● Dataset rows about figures
"""

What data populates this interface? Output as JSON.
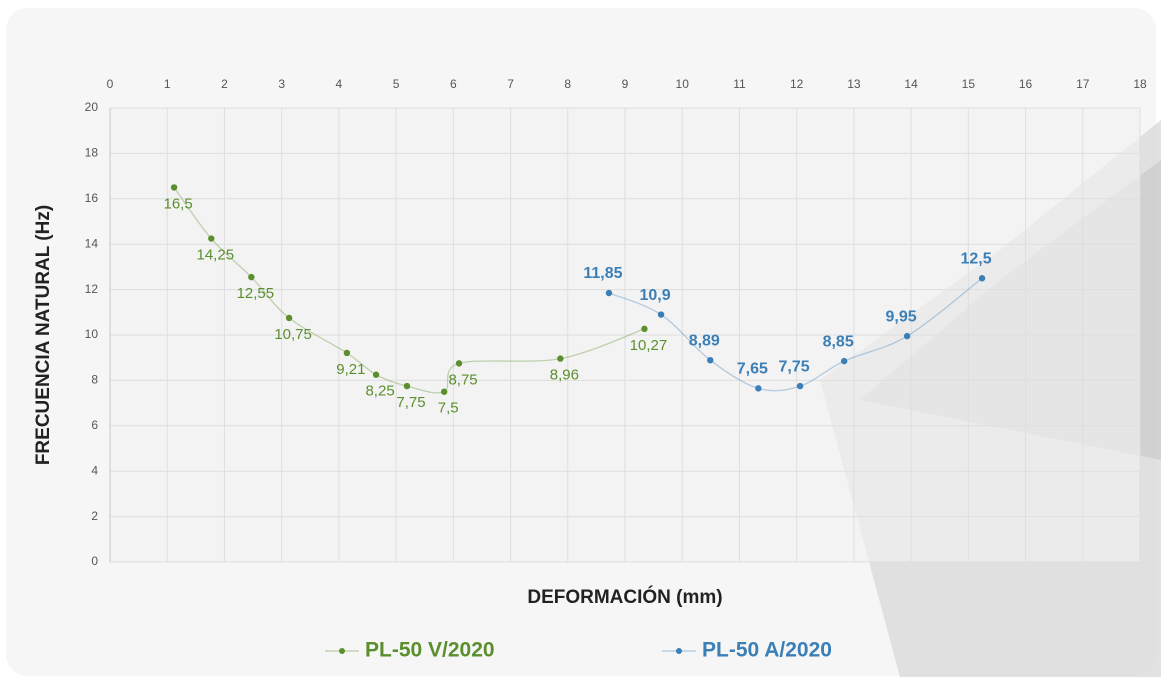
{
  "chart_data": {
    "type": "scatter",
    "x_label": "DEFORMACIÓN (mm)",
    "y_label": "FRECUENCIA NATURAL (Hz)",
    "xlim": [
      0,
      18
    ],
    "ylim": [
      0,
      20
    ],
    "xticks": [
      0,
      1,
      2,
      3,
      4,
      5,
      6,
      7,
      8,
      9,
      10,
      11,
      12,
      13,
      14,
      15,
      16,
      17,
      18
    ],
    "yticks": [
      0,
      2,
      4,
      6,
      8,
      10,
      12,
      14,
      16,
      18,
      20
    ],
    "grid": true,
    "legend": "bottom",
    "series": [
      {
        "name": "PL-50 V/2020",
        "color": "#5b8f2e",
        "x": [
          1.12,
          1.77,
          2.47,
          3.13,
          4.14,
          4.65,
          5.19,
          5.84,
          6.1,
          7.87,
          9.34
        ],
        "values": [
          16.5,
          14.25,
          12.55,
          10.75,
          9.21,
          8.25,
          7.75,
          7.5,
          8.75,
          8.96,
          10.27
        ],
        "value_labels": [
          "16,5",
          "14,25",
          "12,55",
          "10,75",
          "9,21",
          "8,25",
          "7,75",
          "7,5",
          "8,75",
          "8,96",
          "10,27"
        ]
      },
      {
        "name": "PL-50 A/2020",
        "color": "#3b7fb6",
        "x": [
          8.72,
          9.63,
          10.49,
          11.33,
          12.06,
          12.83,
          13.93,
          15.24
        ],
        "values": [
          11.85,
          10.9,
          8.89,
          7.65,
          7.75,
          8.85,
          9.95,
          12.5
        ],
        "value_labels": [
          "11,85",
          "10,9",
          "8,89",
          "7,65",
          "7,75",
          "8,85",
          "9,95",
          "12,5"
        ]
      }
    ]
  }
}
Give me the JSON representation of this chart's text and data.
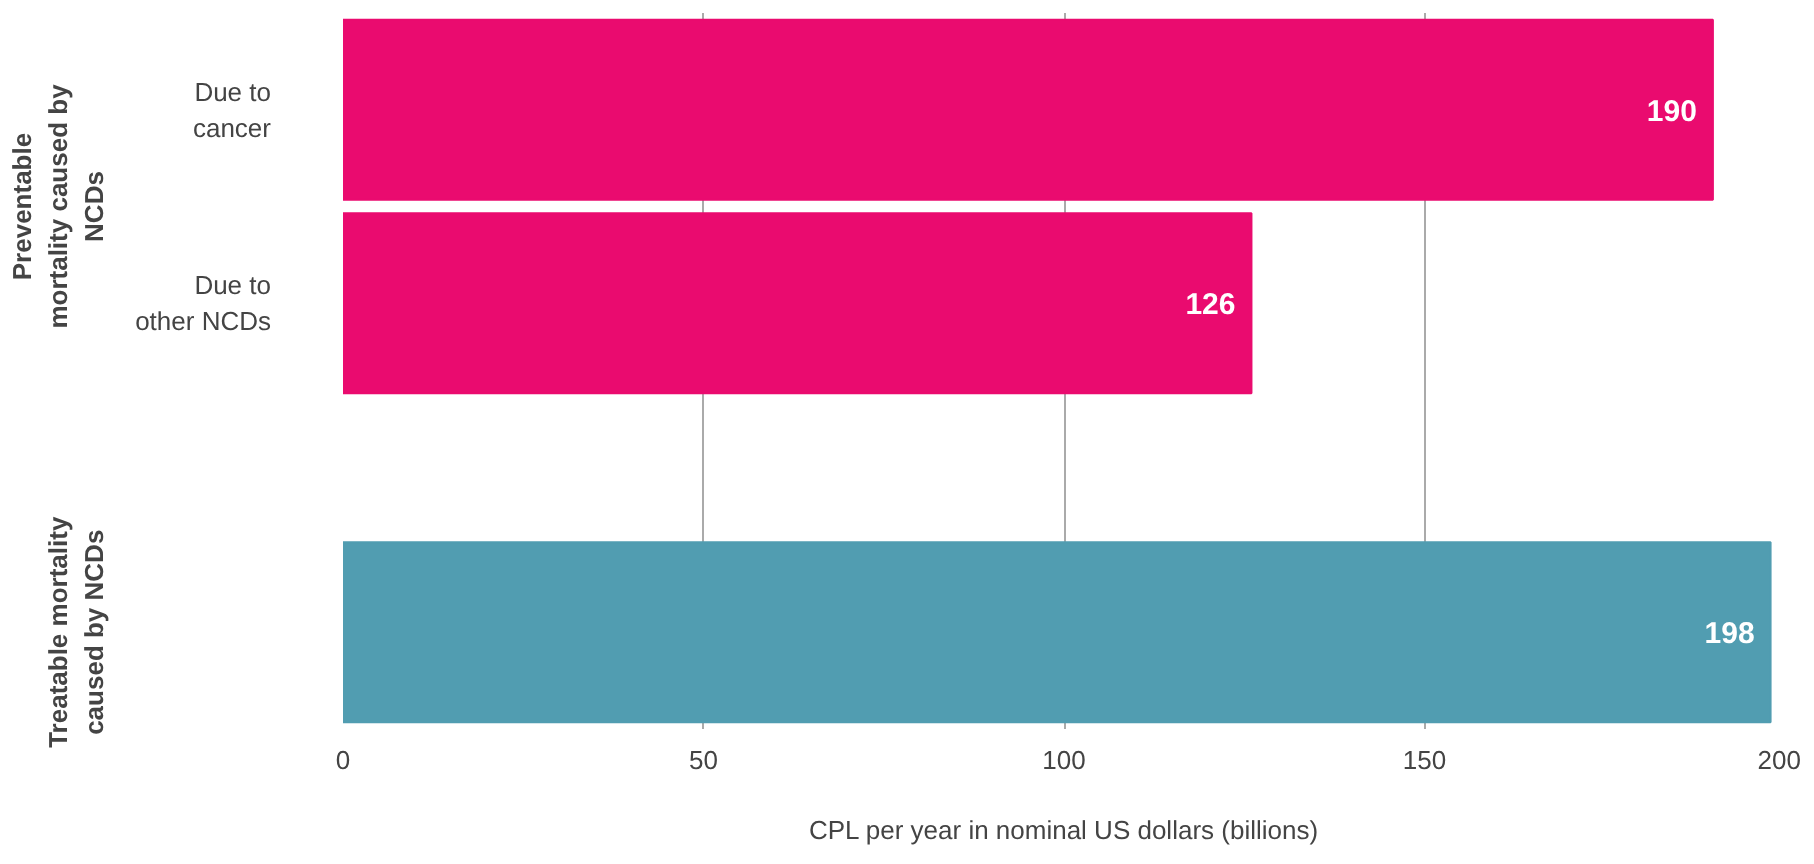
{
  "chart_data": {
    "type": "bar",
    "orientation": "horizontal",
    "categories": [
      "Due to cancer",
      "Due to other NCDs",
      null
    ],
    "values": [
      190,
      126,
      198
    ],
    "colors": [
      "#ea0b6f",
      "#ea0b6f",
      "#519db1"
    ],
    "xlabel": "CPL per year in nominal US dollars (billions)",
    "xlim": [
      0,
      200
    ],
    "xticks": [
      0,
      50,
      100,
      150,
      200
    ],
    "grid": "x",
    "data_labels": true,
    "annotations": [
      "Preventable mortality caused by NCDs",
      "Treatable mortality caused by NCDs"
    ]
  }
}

"""
"""

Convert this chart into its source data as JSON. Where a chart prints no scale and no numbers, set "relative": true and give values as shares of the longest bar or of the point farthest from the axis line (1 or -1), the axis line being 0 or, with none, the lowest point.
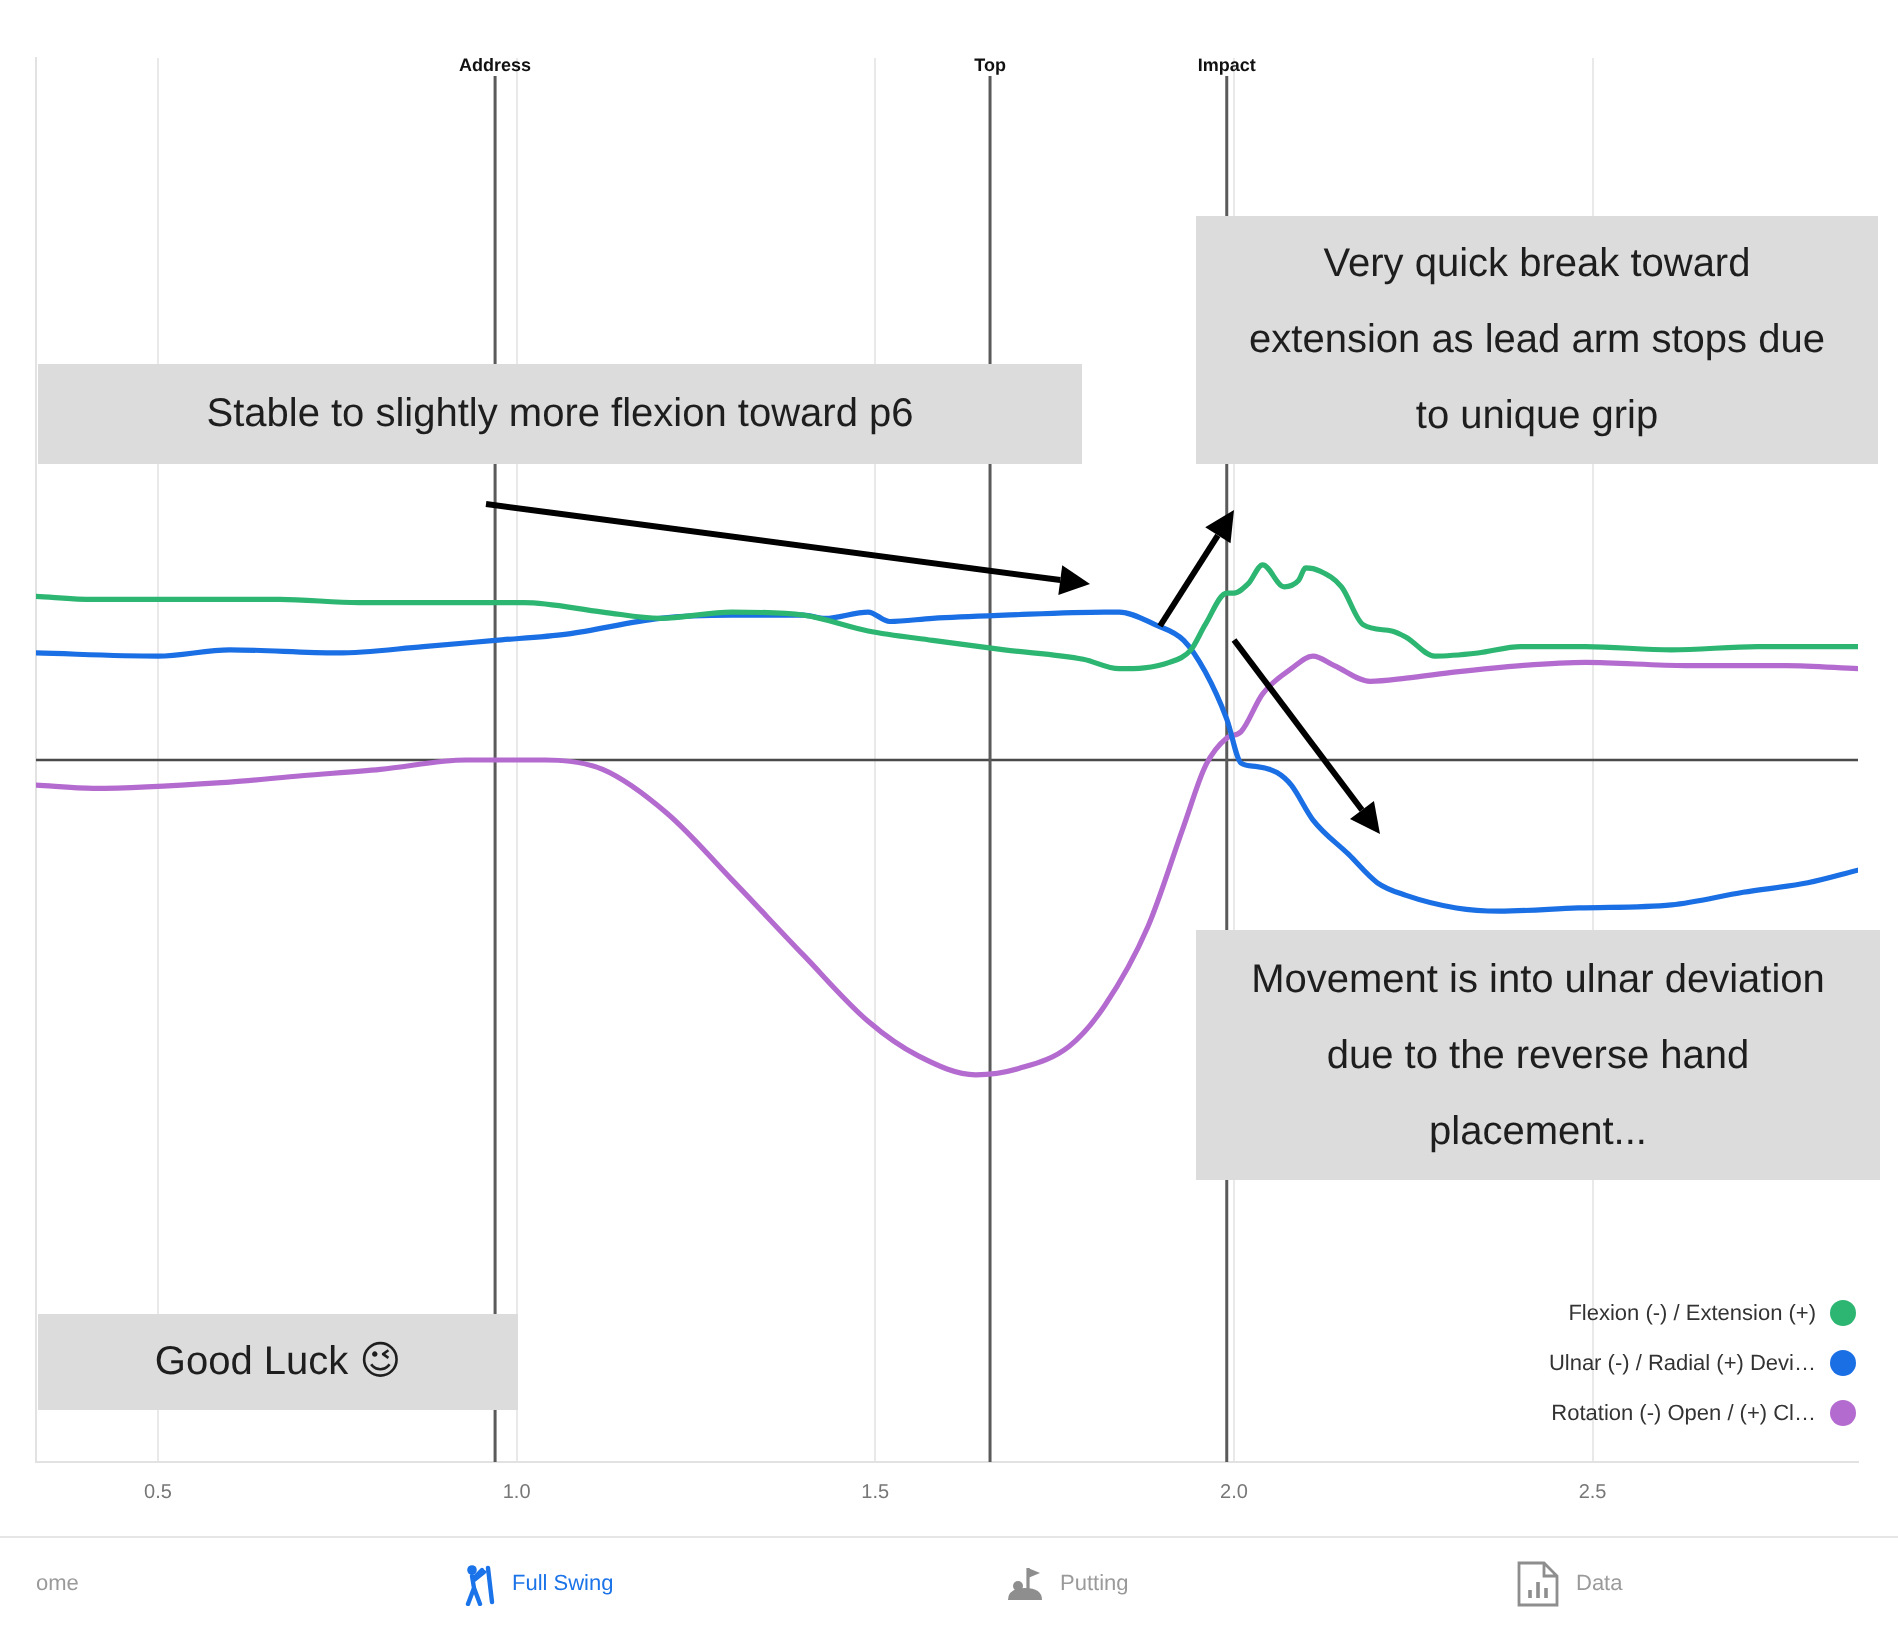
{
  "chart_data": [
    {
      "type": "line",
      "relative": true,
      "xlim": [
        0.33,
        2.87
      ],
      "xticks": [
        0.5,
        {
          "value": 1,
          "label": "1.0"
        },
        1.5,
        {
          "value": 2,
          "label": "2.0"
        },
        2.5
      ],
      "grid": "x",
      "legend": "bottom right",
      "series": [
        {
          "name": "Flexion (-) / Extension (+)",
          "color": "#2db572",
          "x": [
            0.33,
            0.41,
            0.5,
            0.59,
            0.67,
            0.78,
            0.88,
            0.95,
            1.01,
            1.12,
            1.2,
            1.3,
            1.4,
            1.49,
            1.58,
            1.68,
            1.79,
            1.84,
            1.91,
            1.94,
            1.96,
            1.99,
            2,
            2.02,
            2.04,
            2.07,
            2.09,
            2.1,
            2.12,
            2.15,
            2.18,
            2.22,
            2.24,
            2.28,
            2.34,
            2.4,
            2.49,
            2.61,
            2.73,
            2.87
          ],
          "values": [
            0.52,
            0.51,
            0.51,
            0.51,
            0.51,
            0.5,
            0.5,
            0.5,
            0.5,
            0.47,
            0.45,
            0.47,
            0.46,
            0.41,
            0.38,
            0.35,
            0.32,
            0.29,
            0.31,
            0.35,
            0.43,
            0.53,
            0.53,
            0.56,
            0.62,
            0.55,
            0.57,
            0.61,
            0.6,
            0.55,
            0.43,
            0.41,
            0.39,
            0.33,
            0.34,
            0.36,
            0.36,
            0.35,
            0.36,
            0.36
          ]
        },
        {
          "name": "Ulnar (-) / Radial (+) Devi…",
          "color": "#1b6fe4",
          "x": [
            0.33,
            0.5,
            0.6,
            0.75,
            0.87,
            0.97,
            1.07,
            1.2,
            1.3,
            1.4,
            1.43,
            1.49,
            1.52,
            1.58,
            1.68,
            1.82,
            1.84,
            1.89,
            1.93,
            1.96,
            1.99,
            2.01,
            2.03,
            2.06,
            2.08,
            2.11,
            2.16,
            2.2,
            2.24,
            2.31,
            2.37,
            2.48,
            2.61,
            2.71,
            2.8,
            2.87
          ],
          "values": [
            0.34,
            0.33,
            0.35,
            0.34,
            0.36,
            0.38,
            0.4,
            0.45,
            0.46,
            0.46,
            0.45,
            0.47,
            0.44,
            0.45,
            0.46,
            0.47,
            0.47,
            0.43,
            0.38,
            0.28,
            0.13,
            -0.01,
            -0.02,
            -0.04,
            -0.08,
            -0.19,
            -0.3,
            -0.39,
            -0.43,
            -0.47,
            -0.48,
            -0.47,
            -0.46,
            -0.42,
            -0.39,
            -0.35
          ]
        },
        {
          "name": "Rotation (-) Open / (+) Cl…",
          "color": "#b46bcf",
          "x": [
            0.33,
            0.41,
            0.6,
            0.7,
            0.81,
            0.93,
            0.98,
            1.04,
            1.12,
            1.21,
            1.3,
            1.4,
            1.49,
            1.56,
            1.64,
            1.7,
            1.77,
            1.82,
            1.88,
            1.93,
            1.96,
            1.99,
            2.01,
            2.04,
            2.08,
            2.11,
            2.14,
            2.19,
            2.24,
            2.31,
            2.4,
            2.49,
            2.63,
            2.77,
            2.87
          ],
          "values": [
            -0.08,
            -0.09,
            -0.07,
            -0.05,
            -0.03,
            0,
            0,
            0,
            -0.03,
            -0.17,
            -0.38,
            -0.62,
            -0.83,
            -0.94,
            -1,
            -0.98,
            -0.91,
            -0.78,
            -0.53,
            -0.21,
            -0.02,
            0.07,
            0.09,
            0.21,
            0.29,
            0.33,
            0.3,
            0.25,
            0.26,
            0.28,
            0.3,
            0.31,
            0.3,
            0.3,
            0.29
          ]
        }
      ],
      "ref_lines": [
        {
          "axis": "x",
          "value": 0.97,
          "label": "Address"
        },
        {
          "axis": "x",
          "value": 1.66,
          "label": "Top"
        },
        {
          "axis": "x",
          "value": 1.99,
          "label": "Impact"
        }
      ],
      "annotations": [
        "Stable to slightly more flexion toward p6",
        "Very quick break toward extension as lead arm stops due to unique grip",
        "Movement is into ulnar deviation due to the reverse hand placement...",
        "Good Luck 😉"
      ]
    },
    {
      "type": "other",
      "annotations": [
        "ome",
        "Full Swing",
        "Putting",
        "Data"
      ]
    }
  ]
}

"""
"""

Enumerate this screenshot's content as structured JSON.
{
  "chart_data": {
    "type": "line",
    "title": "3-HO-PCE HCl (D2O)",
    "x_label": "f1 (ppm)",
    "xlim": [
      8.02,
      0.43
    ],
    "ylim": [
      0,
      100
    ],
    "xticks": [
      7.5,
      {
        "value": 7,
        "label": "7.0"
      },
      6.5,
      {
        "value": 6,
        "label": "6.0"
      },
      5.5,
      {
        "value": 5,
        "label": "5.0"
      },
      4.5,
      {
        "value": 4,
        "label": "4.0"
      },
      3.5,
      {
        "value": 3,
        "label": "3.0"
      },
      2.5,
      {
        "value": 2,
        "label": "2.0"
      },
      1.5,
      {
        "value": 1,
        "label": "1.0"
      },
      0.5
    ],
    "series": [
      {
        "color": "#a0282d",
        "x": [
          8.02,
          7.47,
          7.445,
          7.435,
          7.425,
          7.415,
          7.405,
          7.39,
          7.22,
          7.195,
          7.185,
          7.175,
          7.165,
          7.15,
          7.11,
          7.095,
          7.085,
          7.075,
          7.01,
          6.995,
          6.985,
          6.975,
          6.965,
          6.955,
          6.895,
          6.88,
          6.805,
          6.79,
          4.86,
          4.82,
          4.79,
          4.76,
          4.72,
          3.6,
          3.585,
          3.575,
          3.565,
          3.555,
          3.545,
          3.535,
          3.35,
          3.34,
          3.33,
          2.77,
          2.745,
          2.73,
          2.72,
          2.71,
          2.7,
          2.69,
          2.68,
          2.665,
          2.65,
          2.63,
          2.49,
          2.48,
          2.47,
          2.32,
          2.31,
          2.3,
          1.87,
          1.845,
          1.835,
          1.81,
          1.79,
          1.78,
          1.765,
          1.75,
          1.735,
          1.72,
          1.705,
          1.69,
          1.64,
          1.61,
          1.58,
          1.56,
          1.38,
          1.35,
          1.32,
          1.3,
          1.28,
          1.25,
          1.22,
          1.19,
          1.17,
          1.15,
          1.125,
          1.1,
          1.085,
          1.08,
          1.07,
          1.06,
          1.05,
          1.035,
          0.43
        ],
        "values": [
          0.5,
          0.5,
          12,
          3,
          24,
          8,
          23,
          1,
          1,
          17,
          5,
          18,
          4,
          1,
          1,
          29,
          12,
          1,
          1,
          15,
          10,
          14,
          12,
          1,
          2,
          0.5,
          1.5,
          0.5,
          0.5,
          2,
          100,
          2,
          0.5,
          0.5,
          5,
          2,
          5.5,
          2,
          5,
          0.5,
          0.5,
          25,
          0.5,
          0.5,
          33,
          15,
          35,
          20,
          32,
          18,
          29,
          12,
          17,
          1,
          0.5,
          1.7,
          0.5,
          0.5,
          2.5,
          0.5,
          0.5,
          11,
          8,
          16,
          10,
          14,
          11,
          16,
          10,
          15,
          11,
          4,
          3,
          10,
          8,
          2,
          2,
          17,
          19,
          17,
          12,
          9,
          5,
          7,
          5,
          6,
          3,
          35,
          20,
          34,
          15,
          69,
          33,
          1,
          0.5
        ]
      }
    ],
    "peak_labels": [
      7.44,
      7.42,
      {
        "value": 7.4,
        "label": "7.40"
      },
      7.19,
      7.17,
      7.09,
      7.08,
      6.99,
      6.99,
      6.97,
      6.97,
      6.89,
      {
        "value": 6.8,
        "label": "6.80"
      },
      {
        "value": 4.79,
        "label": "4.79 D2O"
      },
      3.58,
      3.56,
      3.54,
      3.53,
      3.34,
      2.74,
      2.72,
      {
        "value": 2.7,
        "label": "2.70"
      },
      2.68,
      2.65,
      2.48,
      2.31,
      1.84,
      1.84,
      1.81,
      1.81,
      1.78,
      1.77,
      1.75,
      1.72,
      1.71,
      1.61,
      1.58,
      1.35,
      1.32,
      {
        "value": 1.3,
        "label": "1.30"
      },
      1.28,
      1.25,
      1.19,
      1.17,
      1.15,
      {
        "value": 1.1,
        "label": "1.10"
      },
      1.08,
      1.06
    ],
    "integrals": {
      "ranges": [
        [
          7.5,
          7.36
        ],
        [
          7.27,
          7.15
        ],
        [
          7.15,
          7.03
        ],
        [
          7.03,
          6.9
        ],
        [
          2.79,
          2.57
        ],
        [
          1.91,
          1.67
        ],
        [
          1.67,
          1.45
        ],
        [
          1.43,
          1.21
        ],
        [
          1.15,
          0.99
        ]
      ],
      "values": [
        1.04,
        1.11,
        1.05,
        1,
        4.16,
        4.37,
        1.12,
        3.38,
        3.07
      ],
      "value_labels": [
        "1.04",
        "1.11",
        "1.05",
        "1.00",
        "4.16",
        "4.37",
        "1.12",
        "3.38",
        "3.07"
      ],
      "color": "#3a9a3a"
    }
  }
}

"""

Track down the lines that include the word "NCDs" and copy them.

      "Due to other NCDs",
      "Preventable mortality caused by NCDs",
      "Treatable mortality caused by NCDs"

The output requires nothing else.